▸ **Dataset excerpt**
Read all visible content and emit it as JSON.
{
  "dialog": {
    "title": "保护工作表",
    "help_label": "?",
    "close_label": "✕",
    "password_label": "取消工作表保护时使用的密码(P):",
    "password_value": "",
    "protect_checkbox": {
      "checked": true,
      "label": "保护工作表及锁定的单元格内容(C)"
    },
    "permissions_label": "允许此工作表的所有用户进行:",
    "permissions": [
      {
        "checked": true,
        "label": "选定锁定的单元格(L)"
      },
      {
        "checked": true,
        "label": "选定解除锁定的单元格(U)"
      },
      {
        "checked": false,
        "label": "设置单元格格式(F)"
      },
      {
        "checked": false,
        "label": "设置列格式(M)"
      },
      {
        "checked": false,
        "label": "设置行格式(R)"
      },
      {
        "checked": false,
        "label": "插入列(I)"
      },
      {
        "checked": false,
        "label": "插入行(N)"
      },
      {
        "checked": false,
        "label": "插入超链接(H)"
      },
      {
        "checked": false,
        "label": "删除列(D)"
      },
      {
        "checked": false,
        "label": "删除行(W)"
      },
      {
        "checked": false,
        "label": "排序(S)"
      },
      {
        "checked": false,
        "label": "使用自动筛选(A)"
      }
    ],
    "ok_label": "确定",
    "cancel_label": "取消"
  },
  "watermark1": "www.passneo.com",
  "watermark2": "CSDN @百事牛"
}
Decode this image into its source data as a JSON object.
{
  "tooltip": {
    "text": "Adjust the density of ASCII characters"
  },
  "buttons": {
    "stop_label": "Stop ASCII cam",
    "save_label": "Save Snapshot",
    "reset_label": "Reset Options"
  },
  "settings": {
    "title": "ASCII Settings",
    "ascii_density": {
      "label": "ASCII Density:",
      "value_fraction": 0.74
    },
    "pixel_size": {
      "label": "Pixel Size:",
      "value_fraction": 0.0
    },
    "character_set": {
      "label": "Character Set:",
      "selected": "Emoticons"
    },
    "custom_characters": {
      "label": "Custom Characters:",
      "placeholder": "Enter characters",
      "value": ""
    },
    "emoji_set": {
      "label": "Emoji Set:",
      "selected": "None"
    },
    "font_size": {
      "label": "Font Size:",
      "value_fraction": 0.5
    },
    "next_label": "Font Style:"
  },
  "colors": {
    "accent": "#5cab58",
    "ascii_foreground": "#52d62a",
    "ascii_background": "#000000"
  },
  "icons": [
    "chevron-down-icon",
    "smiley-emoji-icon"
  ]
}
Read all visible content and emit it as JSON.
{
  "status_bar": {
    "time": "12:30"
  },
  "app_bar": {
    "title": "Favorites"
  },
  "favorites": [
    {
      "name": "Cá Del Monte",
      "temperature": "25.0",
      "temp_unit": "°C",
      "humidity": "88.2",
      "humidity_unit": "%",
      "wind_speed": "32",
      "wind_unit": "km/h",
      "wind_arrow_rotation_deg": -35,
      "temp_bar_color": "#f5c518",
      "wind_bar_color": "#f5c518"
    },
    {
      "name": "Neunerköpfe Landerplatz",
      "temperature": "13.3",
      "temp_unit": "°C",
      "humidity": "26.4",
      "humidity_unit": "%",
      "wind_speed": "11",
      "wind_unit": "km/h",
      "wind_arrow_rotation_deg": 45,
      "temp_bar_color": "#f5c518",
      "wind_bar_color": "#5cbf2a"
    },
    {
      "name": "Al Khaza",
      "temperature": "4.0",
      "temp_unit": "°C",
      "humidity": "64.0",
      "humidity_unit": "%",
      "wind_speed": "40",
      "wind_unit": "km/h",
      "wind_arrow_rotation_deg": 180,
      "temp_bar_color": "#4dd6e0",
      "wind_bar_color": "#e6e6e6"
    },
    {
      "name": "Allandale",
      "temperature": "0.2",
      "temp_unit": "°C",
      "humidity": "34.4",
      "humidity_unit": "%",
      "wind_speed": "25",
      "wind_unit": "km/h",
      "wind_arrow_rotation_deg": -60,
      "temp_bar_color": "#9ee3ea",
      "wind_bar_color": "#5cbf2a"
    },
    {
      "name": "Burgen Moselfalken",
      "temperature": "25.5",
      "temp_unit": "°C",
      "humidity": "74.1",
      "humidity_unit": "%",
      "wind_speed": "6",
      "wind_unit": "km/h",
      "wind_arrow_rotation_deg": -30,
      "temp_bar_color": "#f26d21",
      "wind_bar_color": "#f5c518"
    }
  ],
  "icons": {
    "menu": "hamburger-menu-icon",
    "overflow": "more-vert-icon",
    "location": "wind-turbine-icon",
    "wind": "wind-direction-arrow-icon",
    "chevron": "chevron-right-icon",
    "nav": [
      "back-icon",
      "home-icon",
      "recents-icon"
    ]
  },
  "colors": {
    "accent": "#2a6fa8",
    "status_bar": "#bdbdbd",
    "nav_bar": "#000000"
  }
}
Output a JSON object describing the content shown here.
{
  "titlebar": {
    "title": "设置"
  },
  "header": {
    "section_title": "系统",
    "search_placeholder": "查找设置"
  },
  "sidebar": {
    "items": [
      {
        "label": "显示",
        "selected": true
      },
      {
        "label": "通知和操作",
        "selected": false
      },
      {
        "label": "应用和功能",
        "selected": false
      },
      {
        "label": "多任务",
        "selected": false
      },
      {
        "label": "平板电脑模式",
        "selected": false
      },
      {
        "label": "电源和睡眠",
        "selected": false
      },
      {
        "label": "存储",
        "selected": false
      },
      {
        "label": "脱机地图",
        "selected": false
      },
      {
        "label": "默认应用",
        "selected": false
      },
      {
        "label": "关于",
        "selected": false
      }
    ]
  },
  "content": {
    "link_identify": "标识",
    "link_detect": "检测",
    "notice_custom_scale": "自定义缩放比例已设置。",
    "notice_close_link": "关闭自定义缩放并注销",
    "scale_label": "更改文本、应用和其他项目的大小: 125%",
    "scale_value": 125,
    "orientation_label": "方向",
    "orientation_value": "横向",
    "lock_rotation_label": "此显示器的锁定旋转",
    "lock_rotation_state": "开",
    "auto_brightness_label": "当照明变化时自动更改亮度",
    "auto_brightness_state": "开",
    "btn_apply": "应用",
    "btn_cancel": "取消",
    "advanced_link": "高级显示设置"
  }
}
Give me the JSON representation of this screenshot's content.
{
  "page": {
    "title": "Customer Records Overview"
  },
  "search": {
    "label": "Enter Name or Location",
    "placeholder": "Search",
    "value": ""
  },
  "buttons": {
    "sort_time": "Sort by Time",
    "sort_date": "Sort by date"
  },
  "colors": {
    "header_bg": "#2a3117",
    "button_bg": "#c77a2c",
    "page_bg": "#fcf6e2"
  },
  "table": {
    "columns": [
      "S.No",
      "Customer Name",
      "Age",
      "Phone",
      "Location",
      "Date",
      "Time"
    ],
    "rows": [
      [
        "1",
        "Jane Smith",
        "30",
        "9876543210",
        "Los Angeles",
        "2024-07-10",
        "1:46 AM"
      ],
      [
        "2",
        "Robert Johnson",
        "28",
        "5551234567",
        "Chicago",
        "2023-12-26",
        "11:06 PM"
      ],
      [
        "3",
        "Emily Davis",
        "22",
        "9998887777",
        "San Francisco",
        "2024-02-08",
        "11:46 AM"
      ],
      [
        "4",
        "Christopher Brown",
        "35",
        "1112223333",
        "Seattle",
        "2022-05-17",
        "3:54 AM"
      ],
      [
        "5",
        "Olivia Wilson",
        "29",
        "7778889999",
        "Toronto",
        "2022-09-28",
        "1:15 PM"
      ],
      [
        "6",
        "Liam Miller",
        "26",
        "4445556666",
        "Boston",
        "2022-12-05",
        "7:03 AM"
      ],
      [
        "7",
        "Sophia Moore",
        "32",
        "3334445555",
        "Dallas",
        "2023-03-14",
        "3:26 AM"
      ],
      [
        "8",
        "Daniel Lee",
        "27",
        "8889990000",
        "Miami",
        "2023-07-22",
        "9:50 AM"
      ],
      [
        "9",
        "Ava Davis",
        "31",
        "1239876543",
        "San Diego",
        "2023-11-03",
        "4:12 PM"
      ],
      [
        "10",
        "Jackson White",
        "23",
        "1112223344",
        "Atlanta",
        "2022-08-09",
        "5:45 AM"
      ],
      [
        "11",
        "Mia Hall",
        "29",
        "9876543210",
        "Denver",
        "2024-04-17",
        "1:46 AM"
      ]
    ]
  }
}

▸ **Directions for this task**
Search the listing for the string "content". Copy each line where it turns up.

▸ **Solution for this task**
Read all visible content and emit it as JSON.
Read all visible content and emit it as JSON.
Output a JSON object describing the content shown here.
  "content": {
Give me the JSON representation of this screenshot's content.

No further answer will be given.